SET EXERCISE
Can you lay out the entries from the line containing "x-tick-label: 100% [530,518,571,535]" through the line containing "category-label: Sector Agua" as a numbered list, skipping any blank lines?

ENTRIES
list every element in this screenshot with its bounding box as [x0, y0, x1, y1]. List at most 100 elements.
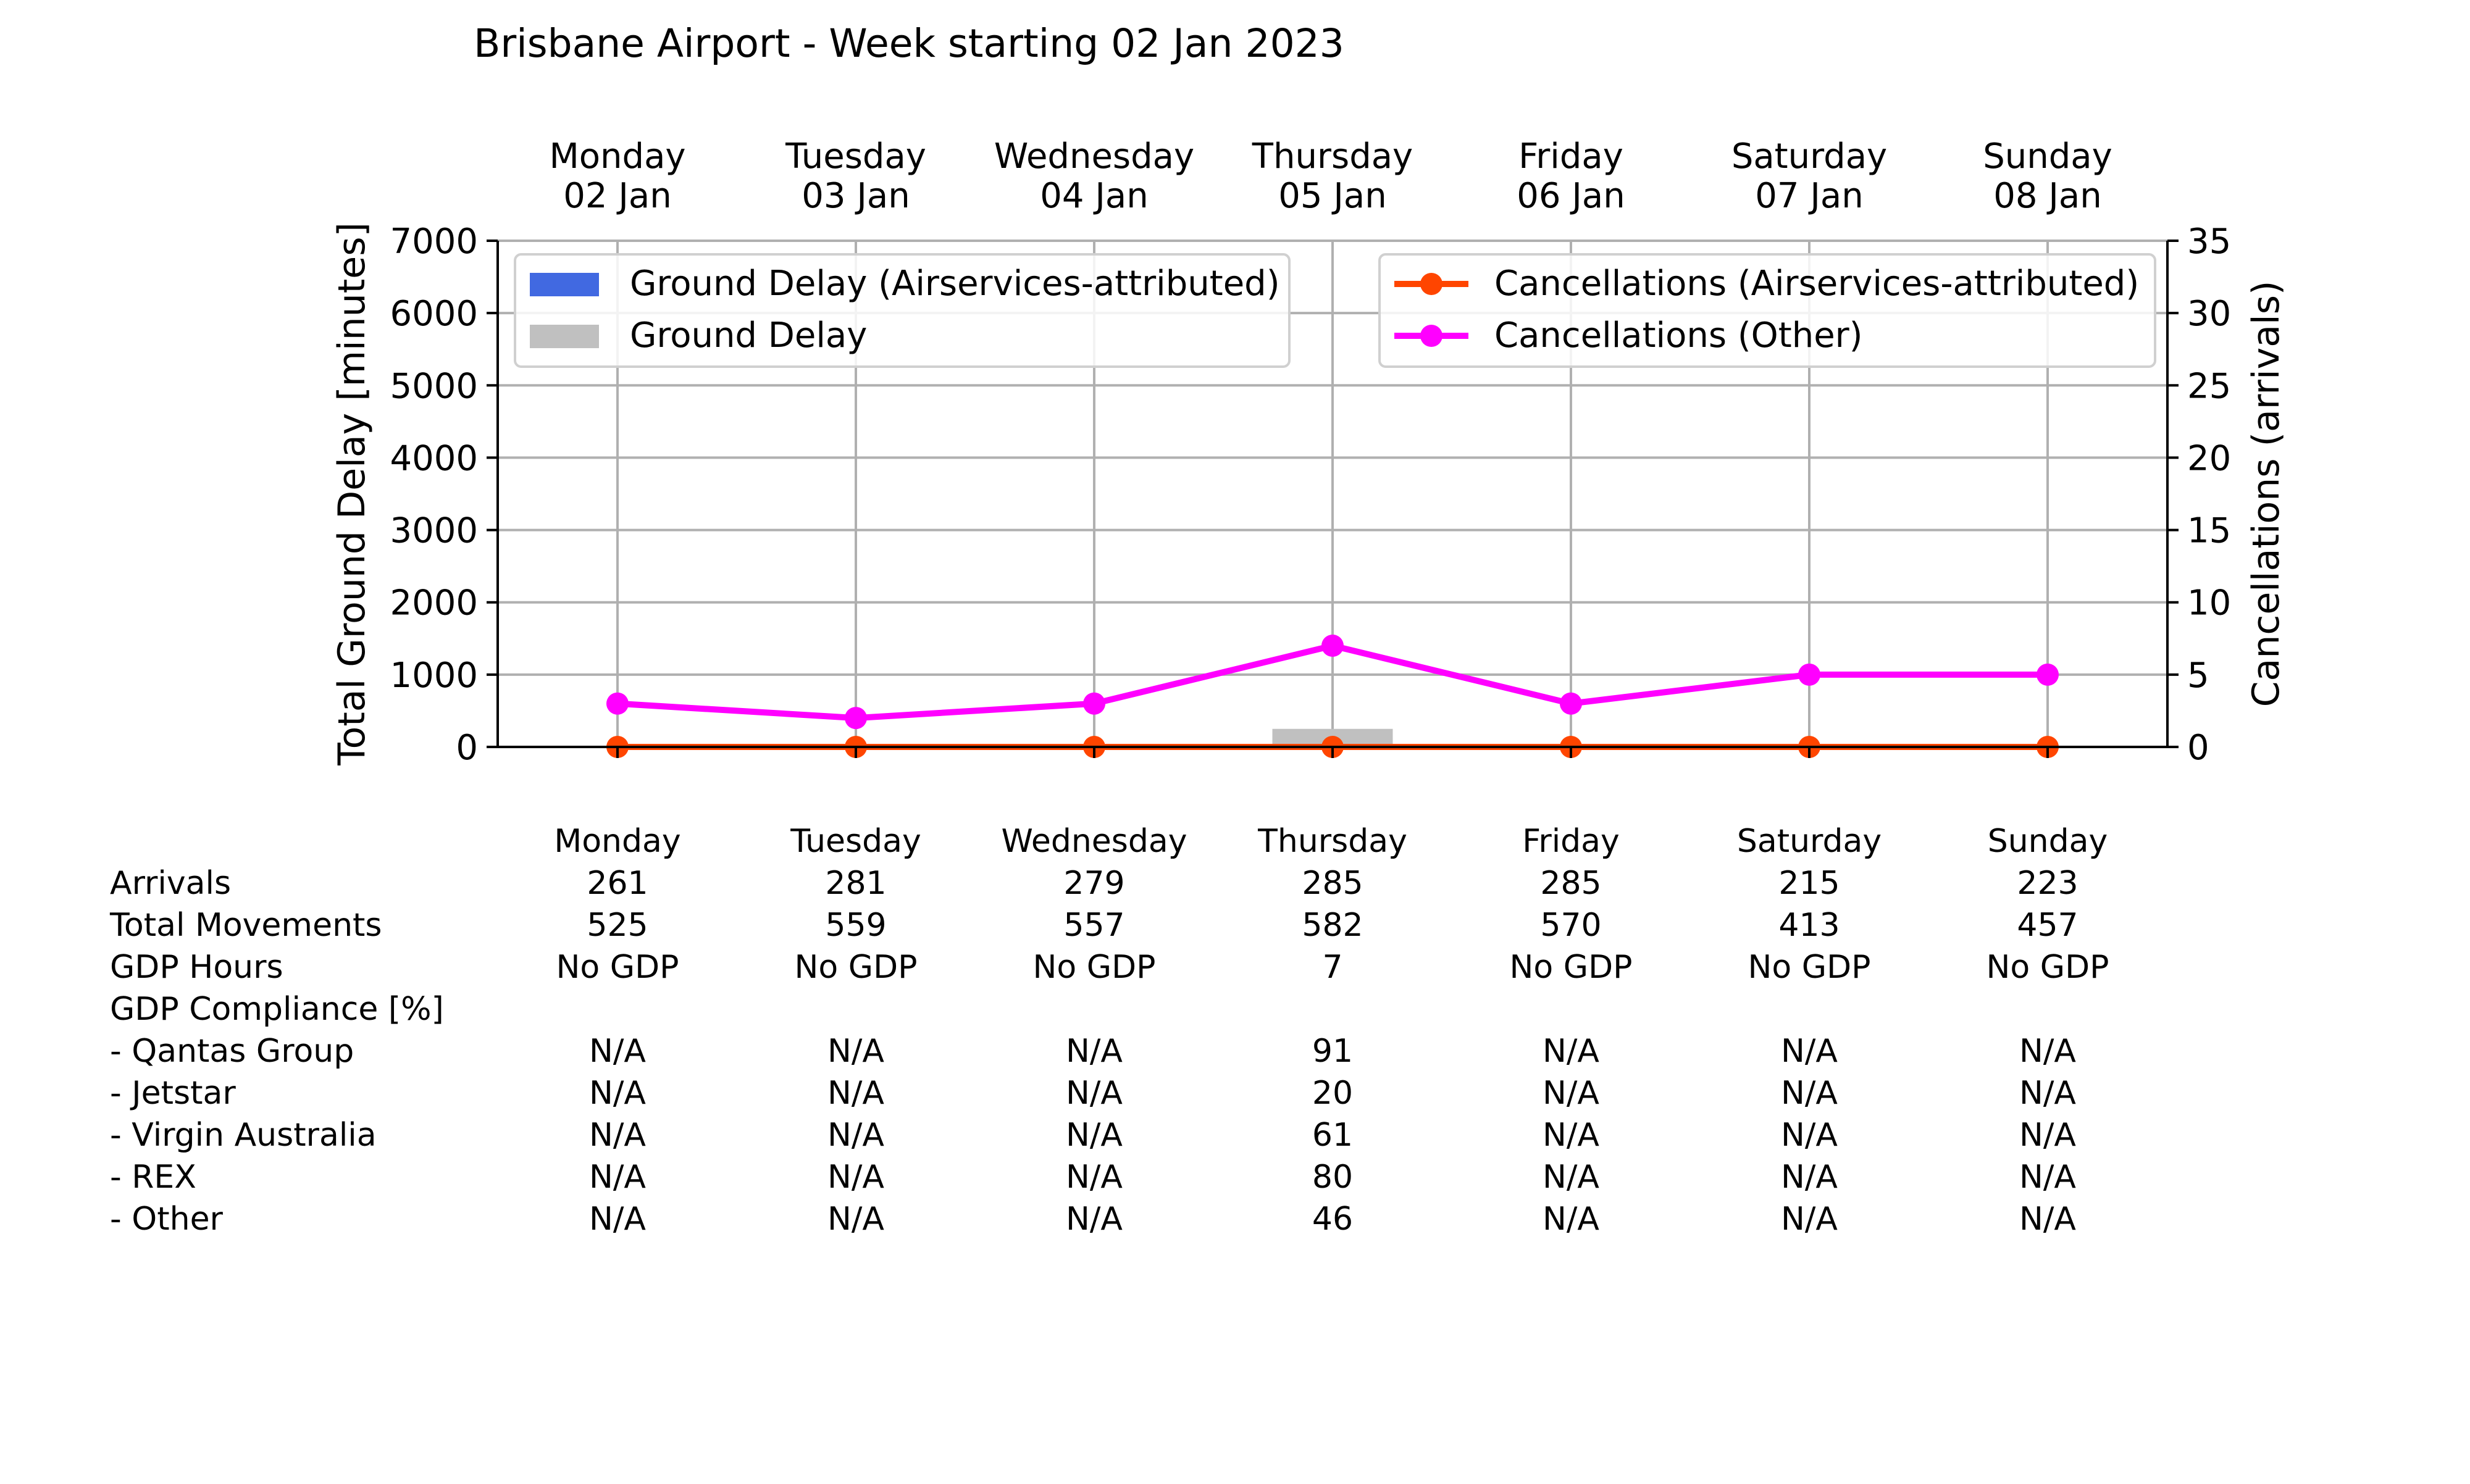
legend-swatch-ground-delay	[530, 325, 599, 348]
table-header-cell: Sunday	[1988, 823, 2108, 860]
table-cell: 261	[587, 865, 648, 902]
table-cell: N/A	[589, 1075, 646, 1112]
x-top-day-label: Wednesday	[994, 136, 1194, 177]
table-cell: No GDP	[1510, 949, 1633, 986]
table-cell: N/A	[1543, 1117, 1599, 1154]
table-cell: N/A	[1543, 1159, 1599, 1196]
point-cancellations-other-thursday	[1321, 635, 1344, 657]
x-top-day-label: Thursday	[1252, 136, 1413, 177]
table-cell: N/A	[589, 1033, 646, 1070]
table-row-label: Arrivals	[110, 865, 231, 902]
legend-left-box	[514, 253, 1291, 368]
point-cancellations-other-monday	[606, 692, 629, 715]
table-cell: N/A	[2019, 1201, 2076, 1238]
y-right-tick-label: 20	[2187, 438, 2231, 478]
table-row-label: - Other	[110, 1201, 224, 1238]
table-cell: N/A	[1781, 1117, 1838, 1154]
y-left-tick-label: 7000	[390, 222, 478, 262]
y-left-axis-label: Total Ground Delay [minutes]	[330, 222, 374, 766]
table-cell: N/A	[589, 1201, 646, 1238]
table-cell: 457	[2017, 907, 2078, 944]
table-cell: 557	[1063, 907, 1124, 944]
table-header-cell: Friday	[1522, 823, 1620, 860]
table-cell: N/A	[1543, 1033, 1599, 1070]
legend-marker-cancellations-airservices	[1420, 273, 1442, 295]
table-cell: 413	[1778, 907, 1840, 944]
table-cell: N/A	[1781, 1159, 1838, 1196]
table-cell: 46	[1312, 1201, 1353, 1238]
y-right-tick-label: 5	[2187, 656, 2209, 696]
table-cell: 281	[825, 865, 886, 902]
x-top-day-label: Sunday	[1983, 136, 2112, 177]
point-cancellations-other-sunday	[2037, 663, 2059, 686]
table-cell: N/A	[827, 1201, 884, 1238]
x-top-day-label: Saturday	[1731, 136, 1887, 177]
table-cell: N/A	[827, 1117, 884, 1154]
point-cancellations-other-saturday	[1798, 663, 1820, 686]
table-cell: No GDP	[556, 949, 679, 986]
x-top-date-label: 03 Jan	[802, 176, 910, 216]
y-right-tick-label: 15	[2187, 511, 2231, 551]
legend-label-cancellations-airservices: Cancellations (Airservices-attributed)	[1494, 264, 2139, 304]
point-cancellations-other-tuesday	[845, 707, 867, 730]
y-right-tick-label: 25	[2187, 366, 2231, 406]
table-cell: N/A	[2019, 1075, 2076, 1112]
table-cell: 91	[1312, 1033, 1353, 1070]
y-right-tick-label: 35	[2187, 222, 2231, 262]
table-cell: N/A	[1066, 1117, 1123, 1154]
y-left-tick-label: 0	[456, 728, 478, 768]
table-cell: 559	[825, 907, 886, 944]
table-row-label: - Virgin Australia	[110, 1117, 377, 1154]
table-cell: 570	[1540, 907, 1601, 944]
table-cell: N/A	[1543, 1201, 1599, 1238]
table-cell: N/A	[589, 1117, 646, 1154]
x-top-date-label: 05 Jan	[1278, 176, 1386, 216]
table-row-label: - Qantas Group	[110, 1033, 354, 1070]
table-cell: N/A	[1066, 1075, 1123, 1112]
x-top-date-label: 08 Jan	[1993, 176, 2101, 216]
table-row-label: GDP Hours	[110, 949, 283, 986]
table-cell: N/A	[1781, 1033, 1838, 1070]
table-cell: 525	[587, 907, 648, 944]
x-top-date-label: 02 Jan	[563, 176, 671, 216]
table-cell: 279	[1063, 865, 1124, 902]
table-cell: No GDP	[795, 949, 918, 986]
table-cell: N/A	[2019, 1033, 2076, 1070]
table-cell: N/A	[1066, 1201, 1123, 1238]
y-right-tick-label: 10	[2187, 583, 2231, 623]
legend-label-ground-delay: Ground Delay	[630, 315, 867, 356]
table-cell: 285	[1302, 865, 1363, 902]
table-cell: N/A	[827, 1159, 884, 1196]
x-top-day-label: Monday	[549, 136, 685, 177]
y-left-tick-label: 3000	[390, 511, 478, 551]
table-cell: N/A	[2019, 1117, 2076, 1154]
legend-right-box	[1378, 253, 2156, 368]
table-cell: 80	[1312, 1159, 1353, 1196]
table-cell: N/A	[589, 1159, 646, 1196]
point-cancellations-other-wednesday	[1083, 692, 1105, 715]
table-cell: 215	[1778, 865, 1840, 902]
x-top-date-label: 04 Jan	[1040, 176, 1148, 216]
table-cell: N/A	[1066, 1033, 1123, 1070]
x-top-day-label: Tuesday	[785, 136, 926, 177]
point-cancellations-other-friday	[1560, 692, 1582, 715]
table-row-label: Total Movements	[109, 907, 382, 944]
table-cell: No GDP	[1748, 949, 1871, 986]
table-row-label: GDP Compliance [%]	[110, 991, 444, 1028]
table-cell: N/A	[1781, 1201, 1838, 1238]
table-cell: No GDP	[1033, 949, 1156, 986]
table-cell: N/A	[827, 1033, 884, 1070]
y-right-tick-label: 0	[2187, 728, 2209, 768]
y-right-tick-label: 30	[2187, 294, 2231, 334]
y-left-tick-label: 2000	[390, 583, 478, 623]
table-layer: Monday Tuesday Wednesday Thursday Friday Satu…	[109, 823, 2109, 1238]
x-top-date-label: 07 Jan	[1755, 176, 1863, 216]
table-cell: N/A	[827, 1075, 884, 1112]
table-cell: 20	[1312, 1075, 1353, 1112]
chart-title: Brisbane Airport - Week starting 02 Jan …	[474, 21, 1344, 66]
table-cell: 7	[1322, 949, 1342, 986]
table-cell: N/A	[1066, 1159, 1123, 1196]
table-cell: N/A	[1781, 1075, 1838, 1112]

--

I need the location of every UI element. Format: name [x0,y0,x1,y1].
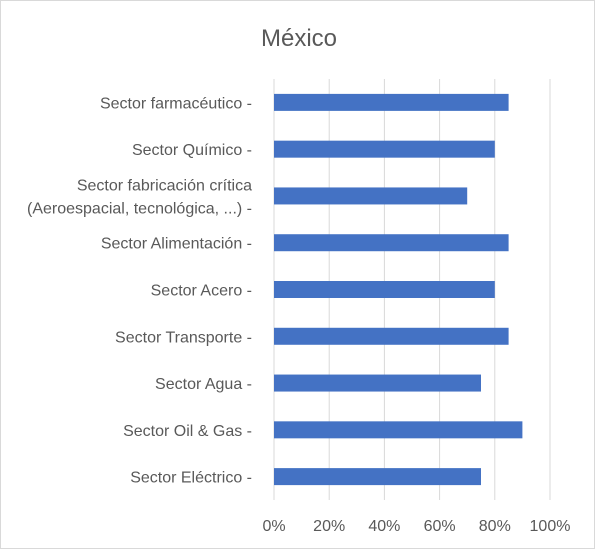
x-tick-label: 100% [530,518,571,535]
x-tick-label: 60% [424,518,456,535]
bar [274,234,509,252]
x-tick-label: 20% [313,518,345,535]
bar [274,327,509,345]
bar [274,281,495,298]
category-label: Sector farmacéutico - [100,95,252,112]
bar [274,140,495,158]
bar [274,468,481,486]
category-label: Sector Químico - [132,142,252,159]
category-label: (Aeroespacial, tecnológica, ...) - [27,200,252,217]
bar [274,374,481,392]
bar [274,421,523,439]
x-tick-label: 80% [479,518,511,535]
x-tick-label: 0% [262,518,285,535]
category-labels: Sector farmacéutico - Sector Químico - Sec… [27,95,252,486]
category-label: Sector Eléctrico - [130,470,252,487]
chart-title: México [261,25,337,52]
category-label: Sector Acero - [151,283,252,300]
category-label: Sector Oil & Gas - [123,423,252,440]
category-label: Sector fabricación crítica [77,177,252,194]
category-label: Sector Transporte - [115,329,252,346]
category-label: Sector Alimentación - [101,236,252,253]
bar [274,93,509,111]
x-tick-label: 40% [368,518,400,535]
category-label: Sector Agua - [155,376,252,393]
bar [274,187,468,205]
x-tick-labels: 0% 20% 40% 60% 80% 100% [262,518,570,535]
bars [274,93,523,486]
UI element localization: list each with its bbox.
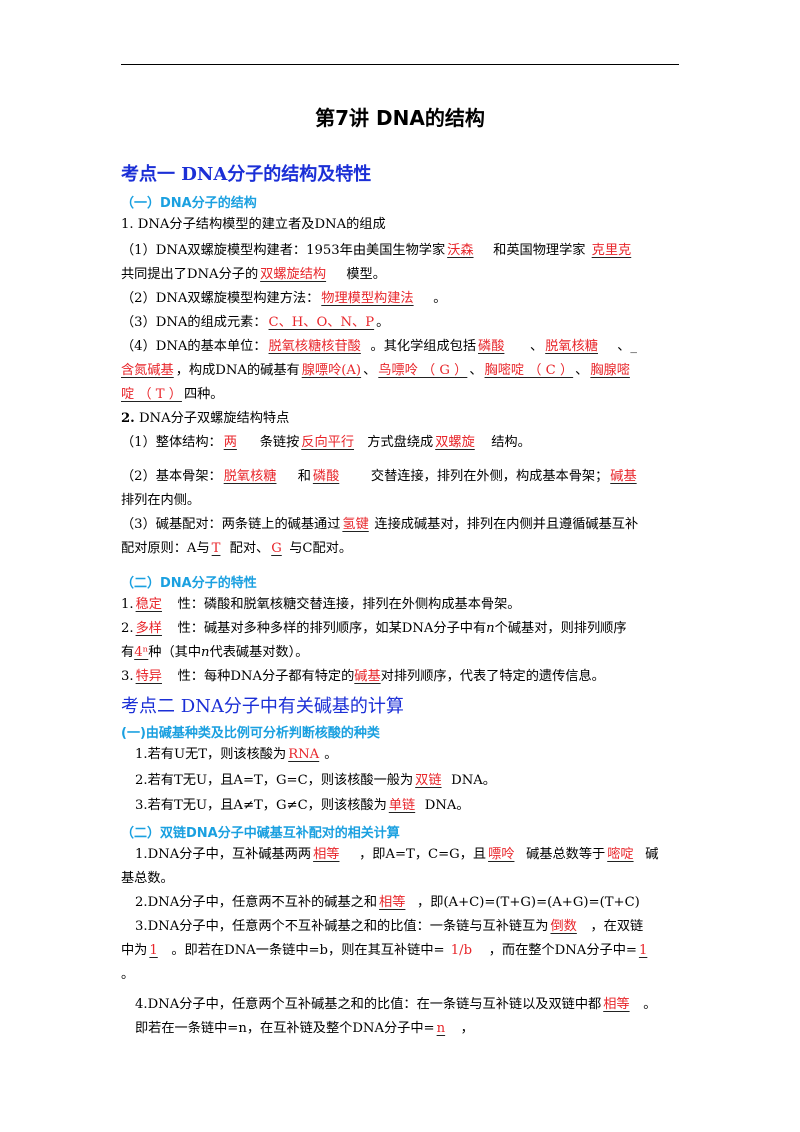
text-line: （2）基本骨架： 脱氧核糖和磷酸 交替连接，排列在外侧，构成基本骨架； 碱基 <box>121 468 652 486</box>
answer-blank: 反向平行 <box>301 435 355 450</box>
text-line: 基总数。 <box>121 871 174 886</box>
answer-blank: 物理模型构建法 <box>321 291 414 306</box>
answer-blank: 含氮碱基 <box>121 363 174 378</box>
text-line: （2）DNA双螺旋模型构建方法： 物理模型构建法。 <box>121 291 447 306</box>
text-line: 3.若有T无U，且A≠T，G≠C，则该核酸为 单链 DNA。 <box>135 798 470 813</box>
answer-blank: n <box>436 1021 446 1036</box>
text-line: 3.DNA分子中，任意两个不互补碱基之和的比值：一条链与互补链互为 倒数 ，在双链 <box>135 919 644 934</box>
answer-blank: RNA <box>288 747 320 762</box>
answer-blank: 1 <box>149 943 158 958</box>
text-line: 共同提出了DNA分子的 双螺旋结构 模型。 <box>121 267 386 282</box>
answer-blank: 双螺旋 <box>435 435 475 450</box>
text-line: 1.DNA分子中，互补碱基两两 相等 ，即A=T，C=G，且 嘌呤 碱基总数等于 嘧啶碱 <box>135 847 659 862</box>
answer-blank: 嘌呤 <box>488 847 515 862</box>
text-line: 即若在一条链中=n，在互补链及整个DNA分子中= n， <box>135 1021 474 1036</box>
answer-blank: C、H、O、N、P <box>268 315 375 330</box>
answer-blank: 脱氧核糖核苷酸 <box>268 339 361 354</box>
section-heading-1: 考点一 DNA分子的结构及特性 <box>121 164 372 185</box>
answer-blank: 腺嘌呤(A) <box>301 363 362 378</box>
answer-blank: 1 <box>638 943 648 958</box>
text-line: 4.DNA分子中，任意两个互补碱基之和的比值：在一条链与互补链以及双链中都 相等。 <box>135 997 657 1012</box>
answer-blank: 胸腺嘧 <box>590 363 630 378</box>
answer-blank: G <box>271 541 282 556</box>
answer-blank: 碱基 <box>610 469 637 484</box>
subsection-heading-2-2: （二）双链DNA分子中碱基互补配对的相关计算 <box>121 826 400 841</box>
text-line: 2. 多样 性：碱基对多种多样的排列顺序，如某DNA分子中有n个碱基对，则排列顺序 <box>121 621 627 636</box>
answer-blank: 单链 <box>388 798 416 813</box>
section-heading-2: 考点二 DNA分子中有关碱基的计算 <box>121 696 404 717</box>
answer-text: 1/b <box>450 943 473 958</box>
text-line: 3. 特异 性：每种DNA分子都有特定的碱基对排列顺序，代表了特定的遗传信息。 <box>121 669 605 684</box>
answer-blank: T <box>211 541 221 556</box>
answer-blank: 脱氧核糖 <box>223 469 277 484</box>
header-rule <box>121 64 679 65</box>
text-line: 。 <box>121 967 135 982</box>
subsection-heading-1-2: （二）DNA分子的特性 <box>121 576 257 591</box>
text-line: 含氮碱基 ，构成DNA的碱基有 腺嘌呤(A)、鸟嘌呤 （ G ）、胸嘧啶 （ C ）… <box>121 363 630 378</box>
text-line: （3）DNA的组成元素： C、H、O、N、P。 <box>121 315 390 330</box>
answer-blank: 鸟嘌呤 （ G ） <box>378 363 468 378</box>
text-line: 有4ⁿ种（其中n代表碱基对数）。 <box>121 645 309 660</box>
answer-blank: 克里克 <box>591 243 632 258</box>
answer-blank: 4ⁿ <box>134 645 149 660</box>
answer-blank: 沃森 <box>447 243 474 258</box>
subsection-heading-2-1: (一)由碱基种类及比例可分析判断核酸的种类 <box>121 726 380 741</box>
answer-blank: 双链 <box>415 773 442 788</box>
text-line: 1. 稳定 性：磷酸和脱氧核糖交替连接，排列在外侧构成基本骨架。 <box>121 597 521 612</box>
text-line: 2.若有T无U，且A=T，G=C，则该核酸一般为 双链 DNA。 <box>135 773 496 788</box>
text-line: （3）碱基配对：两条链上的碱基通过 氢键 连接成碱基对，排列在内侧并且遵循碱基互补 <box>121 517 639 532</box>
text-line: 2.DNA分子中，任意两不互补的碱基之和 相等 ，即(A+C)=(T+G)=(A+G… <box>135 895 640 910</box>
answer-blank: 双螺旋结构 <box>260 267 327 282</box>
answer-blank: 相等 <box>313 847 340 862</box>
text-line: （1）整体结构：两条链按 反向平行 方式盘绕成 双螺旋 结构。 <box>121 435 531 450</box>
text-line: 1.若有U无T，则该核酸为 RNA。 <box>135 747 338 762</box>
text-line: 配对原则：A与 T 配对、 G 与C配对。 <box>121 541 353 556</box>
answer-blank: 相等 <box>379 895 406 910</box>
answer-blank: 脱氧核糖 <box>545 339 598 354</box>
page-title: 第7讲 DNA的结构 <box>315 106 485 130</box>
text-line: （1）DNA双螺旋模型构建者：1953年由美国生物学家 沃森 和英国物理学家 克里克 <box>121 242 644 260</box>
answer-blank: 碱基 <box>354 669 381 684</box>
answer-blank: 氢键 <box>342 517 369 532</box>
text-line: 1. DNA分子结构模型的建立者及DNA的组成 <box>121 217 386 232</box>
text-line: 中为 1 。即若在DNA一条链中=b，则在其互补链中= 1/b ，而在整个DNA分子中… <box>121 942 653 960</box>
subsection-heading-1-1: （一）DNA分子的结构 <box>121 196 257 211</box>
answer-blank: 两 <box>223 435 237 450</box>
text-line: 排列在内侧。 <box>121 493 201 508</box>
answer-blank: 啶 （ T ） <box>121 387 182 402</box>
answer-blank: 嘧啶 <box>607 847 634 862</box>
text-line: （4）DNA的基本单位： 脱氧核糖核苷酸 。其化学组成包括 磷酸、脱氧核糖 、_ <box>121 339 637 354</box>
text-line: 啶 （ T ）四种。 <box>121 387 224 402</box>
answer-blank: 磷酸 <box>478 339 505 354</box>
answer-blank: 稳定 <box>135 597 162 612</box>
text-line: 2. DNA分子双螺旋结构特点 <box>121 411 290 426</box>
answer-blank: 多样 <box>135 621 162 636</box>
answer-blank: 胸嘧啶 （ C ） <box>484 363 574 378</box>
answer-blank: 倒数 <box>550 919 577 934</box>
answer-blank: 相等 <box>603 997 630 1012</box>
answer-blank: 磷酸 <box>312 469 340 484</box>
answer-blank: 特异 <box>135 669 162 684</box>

SOLUTION FOR THIS TASK
1. x-tick-label: 100% [530,518,571,535]
2. x-tick-label: 60% [424,518,456,535]
3. bar [274,234,509,252]
4. x-tick-label: 20% [313,518,345,535]
5. bar [274,327,509,345]
6. bar [274,281,495,298]
7. category-label: Sector farmacéutico - [100,95,252,112]
8. bar [274,140,495,158]
9. bar [274,468,481,486]
10. category-label: Sector Químico - [132,142,252,159]
11. category-label: (Aeroespacial, tecnológica, ...) - [27,200,252,217]
12. bar [274,374,481,392]
13. bar [274,421,523,439]
14. x-tick-label: 80% [479,518,511,535]
15. x-tick-label: 0% [262,518,285,535]
16. category-labels: Sector farmacéutico - Sector Químico - Sec… [27,95,252,486]
17. category-label: Sector Eléctrico - [130,470,252,487]
18. chart-title: México [261,25,337,52]
19. category-label: Sector Acero - [151,283,252,300]
20. category-label: Sector Oil & Gas - [123,423,252,440]
21. category-label: Sector fabricación crítica [77,177,252,194]
22. category-label: Sector Transporte - [115,329,252,346]
23. category-label: Sector Alimentación - [101,236,252,253]
24. bar [274,93,509,111]
25. x-tick-label: 40% [368,518,400,535]
26. category-label: Sector Agua - [155,376,252,393]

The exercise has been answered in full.